[INPUT start]

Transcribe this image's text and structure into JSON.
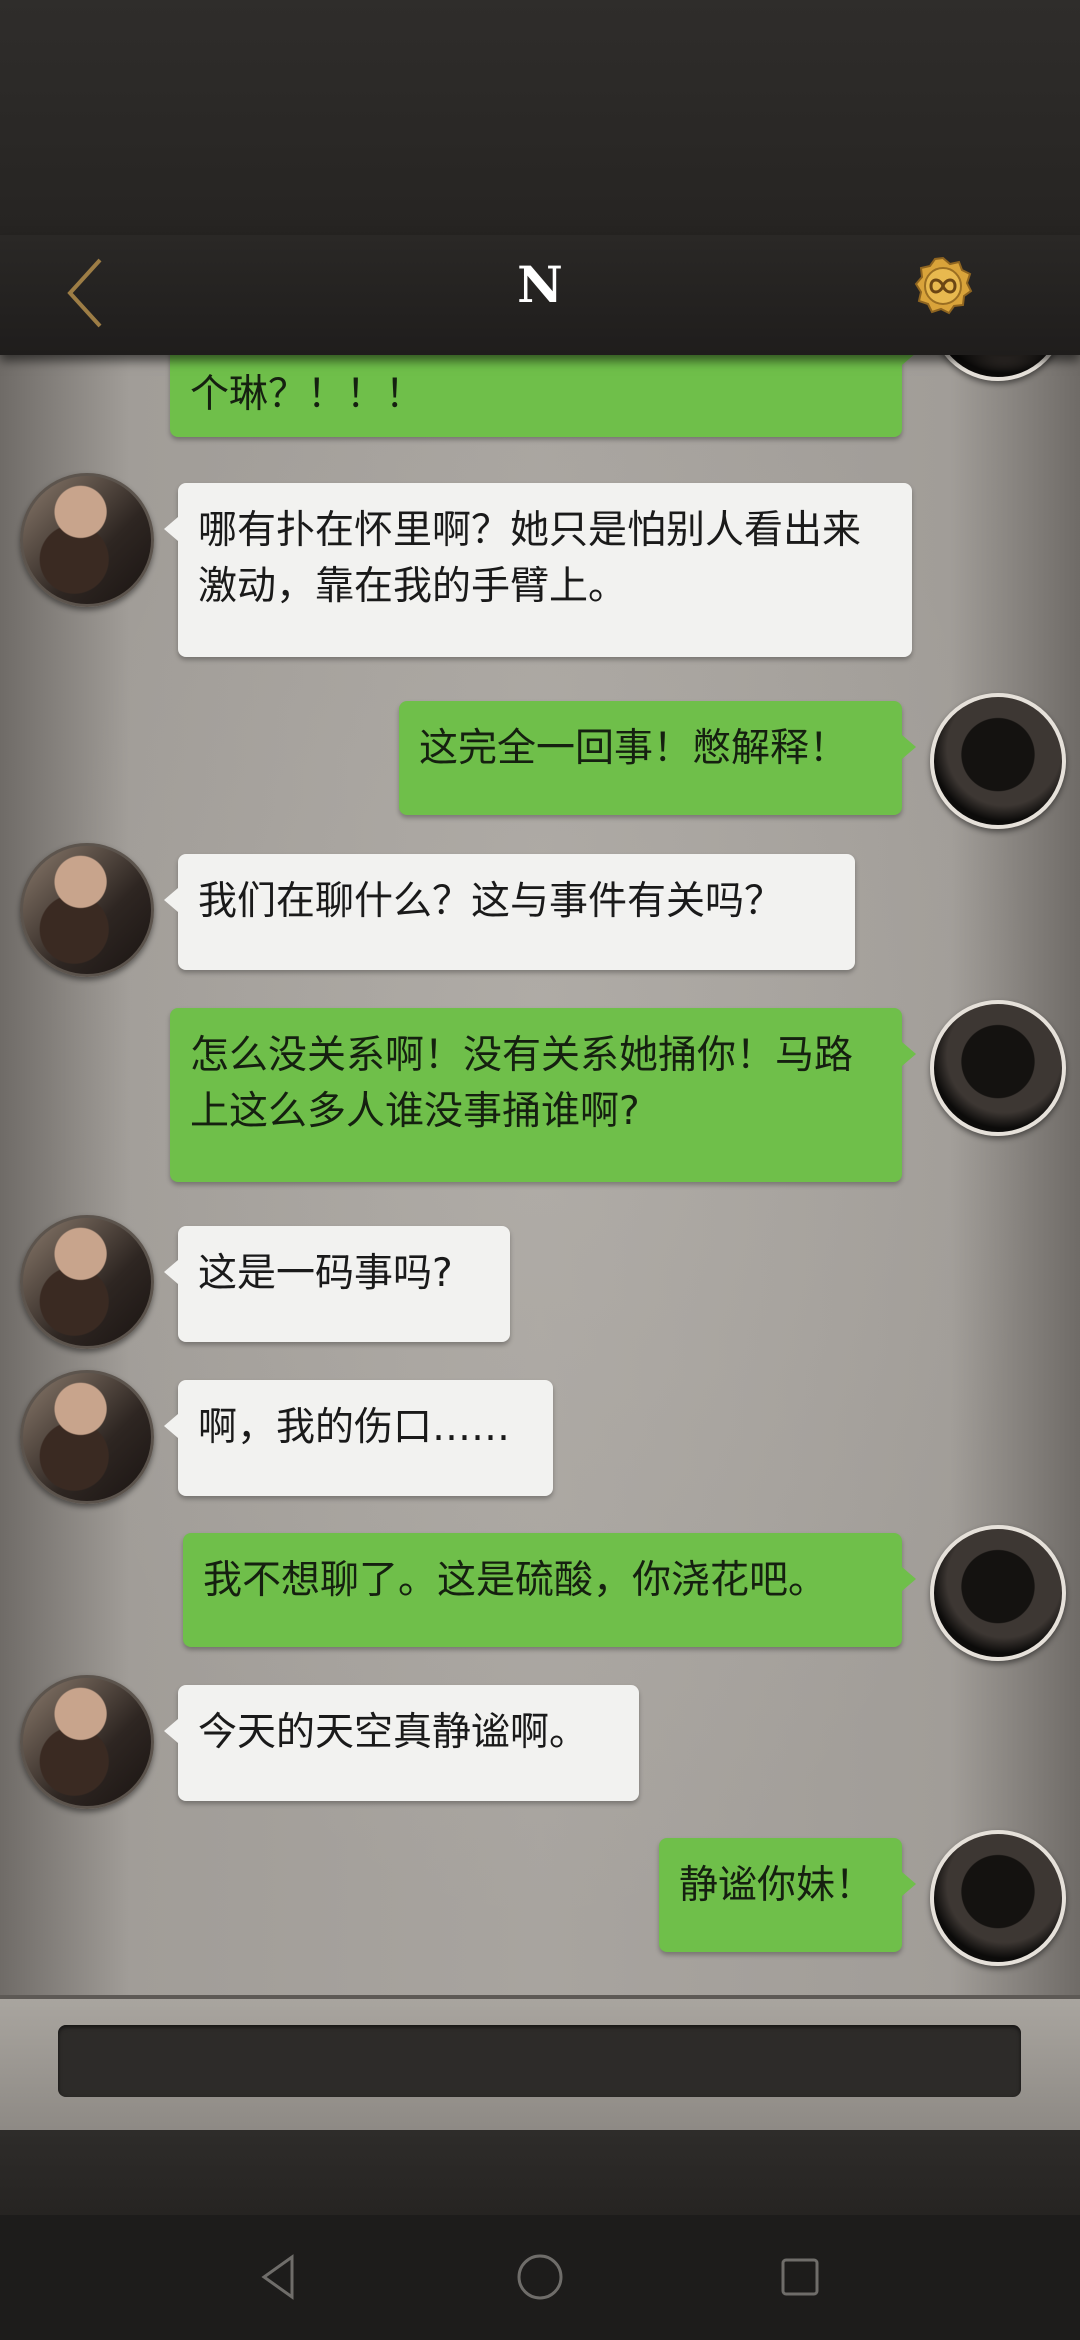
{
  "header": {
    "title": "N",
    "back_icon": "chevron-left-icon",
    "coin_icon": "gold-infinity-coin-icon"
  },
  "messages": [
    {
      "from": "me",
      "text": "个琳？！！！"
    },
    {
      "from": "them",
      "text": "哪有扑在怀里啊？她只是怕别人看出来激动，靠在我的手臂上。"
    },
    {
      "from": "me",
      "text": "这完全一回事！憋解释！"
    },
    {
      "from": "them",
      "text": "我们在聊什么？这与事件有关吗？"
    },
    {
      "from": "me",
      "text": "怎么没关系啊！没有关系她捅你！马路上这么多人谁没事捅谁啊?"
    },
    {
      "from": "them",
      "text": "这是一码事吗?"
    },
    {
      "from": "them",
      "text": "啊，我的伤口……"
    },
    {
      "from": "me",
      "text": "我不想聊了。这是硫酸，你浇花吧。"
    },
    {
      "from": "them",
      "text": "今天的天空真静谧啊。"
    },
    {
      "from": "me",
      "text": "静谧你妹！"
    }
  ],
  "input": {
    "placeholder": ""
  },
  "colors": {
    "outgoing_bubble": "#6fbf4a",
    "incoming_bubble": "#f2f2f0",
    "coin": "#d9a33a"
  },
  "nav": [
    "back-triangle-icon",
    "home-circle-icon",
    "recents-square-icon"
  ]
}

[INPUT end]
[INPUT start]

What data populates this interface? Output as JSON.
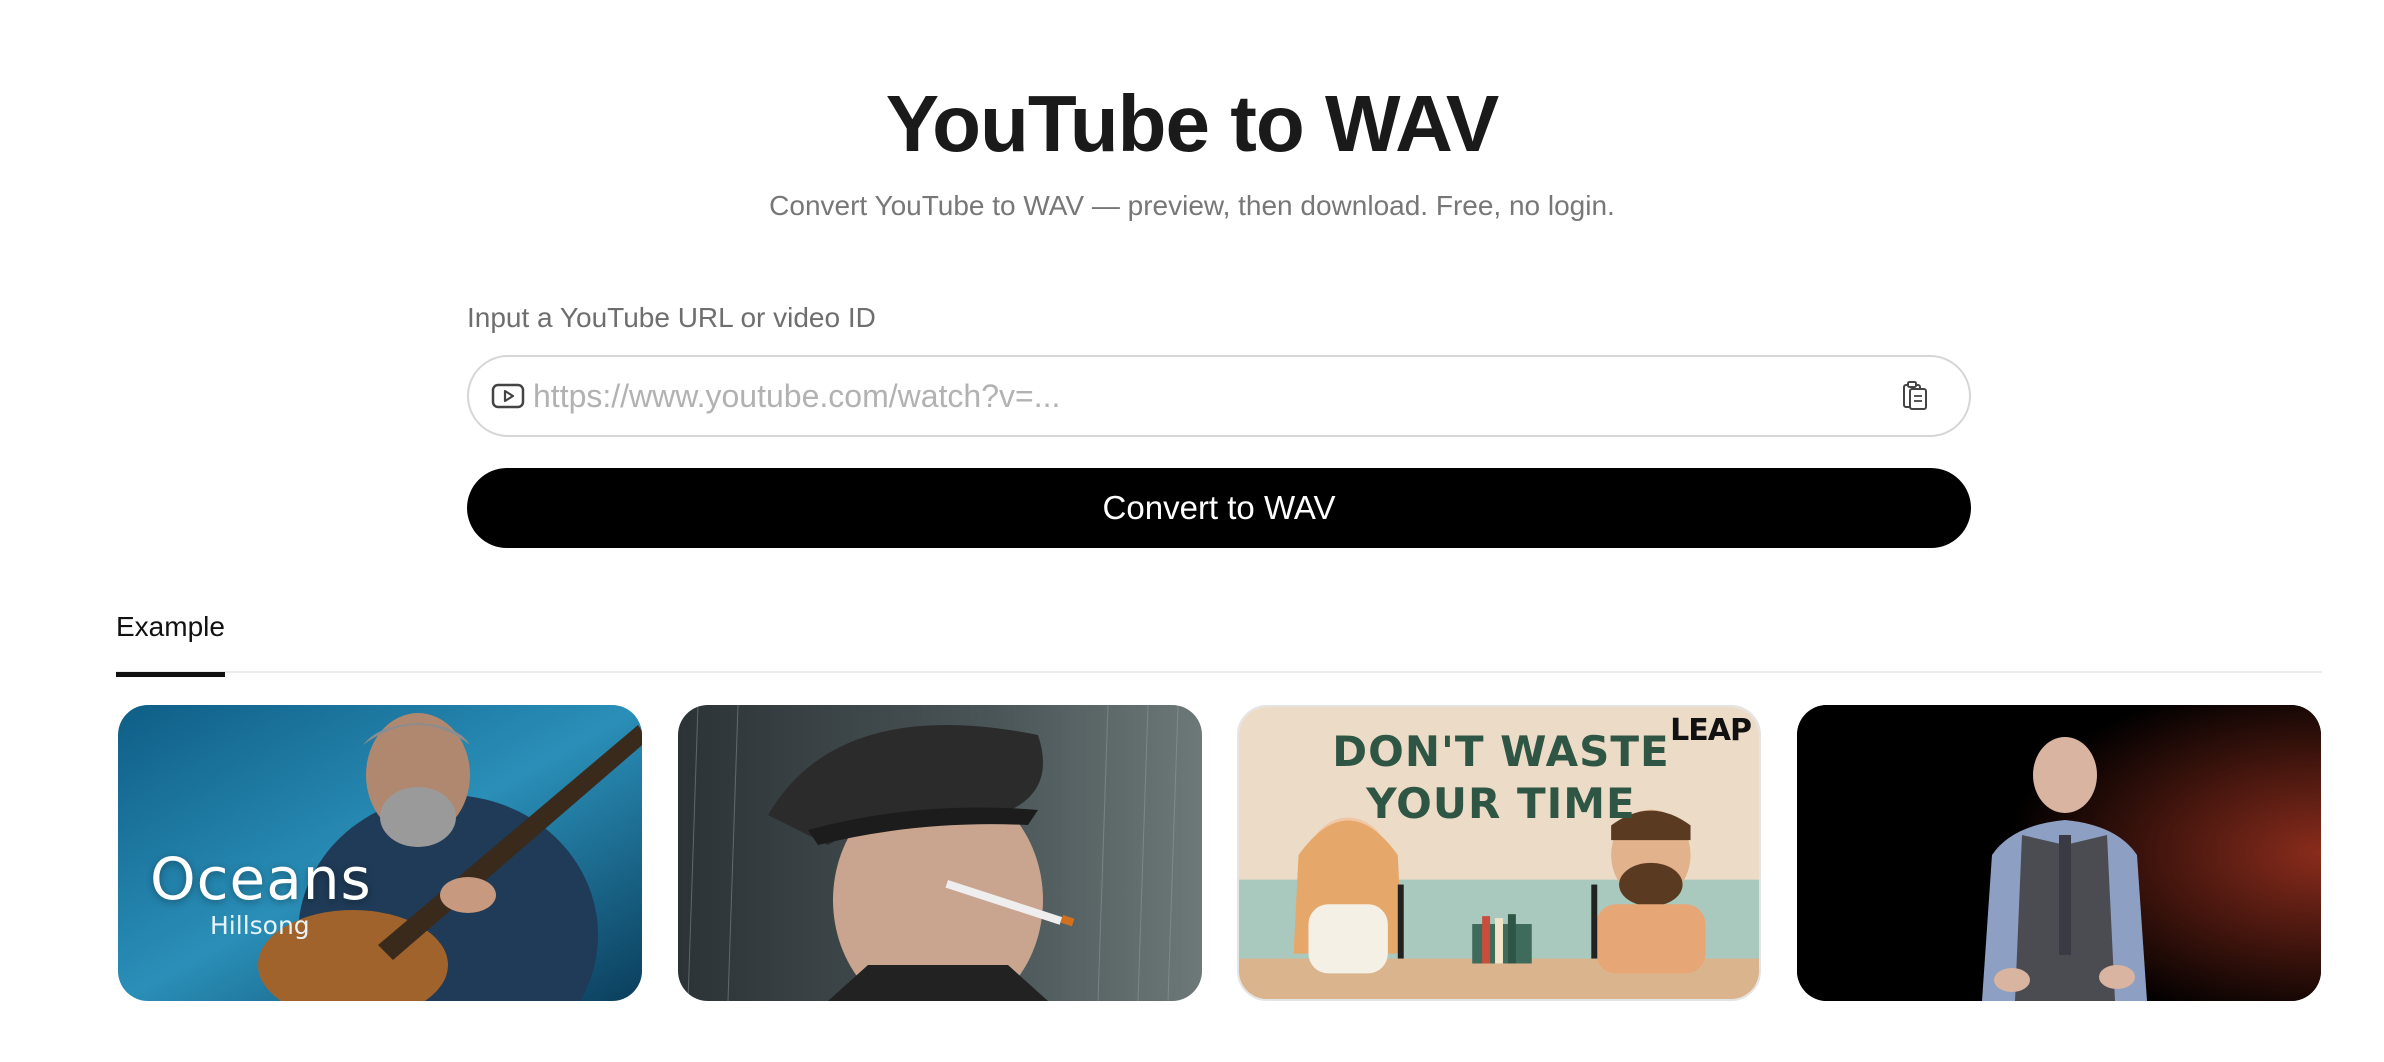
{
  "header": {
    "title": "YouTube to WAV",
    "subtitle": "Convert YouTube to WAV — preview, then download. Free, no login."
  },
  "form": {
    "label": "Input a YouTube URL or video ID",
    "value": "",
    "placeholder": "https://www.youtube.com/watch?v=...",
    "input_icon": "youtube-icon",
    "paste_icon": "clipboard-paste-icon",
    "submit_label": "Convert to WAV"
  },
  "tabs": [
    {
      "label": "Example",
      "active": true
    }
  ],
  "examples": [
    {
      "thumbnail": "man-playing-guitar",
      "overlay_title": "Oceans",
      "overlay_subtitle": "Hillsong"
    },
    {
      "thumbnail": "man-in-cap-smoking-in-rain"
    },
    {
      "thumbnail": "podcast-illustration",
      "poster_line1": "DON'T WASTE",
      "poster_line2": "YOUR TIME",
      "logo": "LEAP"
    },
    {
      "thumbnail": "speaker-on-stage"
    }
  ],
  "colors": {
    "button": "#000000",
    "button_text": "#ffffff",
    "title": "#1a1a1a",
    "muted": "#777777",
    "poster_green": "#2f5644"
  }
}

[INPUT end]
[INPUT start]

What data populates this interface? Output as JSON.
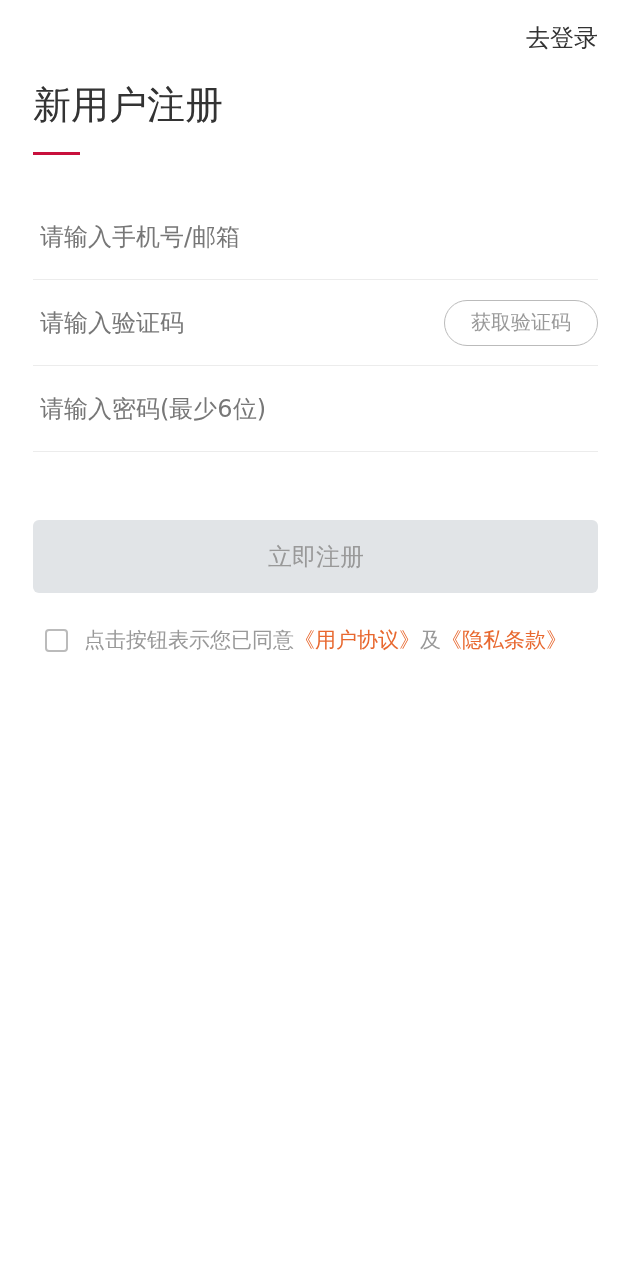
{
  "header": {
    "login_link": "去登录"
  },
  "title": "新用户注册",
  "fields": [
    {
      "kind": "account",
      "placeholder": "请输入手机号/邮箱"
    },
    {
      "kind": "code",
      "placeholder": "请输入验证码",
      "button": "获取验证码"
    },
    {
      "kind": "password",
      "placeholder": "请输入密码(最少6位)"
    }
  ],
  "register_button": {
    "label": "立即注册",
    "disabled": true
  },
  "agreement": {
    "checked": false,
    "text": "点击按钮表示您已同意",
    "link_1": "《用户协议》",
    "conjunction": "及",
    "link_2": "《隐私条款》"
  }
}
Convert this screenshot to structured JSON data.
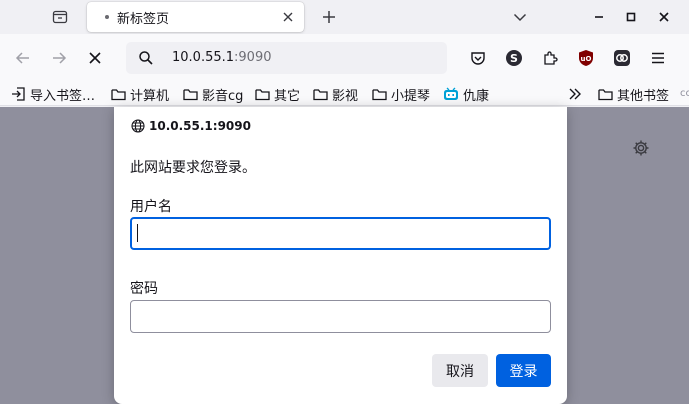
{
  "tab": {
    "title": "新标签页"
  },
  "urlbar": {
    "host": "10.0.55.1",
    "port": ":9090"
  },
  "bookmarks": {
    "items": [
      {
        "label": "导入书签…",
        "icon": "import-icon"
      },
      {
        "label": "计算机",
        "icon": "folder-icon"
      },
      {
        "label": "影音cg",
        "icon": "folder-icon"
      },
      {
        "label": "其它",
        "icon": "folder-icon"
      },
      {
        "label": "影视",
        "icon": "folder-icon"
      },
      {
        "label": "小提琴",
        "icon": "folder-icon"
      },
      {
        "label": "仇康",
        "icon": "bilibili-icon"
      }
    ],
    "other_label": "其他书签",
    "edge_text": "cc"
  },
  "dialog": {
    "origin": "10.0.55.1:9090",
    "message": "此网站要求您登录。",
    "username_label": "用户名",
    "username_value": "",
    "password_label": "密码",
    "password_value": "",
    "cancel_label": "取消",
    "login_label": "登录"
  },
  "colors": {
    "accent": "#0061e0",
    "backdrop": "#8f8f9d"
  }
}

[INPUT end]

Look through the listing and extract every line with "placeholder" in it.

    "placeholder": ""
    "placeholder": "https://www.youtube.com/watch?v=...",
      "placeholder": "请输入手机号/邮箱"
      "placeholder": "请输入验证码",
      "placeholder": "请输入密码(最少6位)"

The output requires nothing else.